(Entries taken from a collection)
-=-=-

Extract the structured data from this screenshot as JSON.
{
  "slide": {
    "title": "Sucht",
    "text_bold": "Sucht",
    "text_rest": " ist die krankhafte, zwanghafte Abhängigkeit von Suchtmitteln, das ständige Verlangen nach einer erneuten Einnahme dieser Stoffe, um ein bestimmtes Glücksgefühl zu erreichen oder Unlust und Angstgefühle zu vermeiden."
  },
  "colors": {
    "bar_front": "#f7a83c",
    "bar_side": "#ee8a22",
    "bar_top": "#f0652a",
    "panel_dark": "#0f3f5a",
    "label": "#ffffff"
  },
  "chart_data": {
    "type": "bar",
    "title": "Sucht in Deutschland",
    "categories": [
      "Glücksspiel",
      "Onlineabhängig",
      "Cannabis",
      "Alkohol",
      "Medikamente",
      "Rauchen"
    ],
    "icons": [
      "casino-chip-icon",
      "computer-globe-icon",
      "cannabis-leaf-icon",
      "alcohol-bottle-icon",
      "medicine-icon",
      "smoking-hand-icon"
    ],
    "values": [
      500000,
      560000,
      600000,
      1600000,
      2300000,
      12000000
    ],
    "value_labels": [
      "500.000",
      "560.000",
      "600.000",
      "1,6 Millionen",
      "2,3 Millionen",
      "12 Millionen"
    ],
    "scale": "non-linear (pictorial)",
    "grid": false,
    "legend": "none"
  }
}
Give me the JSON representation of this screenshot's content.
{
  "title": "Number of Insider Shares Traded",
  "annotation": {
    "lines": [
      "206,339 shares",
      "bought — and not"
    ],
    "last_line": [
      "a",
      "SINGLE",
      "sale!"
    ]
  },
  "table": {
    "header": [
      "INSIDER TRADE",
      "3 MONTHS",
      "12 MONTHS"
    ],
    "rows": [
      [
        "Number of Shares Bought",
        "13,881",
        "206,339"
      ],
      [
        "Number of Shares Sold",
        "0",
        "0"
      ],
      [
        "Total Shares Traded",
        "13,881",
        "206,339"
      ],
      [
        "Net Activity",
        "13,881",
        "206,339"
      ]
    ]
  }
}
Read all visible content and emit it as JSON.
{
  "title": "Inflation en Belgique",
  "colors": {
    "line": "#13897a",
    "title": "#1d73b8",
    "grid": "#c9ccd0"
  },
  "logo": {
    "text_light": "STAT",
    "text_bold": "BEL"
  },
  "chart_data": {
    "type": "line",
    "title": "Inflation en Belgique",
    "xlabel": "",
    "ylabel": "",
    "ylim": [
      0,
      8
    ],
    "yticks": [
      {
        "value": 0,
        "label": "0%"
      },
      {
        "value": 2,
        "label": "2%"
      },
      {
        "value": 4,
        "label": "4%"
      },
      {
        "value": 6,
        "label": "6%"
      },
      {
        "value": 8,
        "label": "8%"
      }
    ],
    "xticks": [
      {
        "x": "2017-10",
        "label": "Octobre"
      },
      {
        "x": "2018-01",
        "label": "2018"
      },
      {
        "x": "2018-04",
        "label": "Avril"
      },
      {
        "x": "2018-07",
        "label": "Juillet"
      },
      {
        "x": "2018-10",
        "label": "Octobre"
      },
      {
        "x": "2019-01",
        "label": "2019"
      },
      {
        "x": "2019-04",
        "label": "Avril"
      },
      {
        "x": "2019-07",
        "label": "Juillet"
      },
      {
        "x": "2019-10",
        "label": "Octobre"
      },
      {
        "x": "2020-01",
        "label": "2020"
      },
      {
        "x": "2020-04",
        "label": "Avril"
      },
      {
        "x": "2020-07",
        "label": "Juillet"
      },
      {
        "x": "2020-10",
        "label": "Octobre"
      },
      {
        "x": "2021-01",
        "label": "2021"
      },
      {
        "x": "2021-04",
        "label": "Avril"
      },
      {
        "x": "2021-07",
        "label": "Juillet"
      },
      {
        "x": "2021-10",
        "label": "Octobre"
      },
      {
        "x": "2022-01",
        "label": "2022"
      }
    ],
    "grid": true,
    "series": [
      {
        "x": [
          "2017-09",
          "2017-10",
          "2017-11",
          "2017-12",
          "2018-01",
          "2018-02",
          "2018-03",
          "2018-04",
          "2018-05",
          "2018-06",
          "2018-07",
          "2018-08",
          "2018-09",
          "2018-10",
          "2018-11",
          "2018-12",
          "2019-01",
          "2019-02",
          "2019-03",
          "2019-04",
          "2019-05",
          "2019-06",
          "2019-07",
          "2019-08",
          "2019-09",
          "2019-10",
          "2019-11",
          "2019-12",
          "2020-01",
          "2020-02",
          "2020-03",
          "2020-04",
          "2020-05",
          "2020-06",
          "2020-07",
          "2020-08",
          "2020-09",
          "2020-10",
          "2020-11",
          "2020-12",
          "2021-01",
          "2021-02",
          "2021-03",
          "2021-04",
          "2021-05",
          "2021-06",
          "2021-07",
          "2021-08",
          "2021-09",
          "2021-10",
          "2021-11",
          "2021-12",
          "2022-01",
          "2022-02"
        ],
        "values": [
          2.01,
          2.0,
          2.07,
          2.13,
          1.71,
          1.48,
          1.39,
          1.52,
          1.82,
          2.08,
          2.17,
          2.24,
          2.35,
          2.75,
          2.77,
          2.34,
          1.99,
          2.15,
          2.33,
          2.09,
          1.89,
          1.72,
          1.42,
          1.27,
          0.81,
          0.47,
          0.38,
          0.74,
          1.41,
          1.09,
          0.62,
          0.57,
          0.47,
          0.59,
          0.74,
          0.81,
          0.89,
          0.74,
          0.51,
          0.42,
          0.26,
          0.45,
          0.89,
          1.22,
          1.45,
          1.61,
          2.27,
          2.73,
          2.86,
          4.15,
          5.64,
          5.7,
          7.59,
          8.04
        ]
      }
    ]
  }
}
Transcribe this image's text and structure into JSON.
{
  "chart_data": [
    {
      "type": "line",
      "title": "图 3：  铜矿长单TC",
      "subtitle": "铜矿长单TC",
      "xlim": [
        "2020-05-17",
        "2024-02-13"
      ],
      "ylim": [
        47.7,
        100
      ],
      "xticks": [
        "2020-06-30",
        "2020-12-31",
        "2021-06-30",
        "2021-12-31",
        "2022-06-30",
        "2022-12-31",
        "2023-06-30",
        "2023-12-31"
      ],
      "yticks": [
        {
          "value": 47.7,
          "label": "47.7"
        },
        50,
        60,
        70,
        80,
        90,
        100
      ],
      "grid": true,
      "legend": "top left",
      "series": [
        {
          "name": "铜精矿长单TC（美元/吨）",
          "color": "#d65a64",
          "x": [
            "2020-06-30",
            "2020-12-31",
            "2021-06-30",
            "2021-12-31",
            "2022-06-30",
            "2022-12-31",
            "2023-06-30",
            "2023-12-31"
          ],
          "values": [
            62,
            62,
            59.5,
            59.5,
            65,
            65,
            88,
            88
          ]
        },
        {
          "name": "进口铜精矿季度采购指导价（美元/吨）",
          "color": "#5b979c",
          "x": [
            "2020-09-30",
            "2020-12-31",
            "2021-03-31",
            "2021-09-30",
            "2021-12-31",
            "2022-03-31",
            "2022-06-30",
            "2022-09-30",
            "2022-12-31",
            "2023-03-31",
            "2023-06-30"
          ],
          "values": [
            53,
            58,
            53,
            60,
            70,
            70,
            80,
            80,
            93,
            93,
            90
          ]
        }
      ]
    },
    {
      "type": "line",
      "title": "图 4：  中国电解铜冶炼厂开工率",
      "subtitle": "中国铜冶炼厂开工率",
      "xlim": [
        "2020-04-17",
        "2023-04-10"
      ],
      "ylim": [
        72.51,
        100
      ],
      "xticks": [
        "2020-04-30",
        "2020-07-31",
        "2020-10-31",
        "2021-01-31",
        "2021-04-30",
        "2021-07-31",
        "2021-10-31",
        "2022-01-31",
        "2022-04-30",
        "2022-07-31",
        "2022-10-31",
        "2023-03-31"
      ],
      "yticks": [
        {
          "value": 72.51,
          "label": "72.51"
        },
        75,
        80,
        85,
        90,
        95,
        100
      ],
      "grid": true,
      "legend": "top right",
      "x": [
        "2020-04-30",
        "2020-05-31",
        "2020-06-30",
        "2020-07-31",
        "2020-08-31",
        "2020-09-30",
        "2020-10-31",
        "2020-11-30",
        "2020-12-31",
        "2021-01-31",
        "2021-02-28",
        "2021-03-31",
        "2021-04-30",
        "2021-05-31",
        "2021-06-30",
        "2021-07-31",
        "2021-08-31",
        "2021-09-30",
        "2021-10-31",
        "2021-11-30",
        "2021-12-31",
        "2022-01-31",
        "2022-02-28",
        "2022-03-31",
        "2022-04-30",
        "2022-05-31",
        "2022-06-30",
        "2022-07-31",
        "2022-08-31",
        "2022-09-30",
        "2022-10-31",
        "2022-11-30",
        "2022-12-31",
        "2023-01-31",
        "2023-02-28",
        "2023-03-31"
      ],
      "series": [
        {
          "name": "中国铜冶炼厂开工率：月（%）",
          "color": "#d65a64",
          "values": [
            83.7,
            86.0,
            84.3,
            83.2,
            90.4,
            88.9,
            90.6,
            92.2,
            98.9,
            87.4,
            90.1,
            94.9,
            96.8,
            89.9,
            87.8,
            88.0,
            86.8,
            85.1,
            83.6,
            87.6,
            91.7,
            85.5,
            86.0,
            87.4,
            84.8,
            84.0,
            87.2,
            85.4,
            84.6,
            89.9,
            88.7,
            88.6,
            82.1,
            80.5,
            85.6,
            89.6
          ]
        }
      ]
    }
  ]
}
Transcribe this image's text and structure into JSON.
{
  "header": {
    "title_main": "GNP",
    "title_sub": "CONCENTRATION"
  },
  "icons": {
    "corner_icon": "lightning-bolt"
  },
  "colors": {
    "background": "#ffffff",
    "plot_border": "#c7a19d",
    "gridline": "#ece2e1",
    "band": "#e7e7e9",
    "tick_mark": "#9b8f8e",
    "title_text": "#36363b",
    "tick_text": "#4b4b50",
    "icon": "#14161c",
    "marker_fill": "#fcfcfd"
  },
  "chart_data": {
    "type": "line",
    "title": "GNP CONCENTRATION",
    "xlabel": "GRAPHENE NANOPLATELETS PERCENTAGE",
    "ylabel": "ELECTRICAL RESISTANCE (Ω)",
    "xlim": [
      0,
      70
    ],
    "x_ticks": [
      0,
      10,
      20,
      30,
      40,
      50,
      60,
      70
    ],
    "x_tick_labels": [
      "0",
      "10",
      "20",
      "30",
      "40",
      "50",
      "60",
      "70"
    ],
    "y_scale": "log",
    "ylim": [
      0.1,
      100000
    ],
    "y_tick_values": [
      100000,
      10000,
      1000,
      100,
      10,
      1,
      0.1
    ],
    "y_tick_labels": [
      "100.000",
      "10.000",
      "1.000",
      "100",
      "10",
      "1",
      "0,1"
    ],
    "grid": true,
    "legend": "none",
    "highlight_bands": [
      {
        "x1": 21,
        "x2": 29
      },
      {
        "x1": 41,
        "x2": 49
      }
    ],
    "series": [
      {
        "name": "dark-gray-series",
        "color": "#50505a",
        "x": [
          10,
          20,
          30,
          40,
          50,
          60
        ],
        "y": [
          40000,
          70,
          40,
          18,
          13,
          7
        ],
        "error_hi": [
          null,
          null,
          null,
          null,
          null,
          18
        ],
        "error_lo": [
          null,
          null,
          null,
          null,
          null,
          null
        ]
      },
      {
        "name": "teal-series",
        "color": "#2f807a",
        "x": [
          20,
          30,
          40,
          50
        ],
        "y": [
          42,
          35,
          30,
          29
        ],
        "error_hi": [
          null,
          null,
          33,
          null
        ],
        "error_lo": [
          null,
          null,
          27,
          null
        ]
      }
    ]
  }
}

-=-=-

**Problem statement:** Note every line above where the string "legend" shows up, and copy those lines.

**Answer below:**
    "legend": "none"
      "legend": "top left",
      "legend": "top right",
    "legend": "none",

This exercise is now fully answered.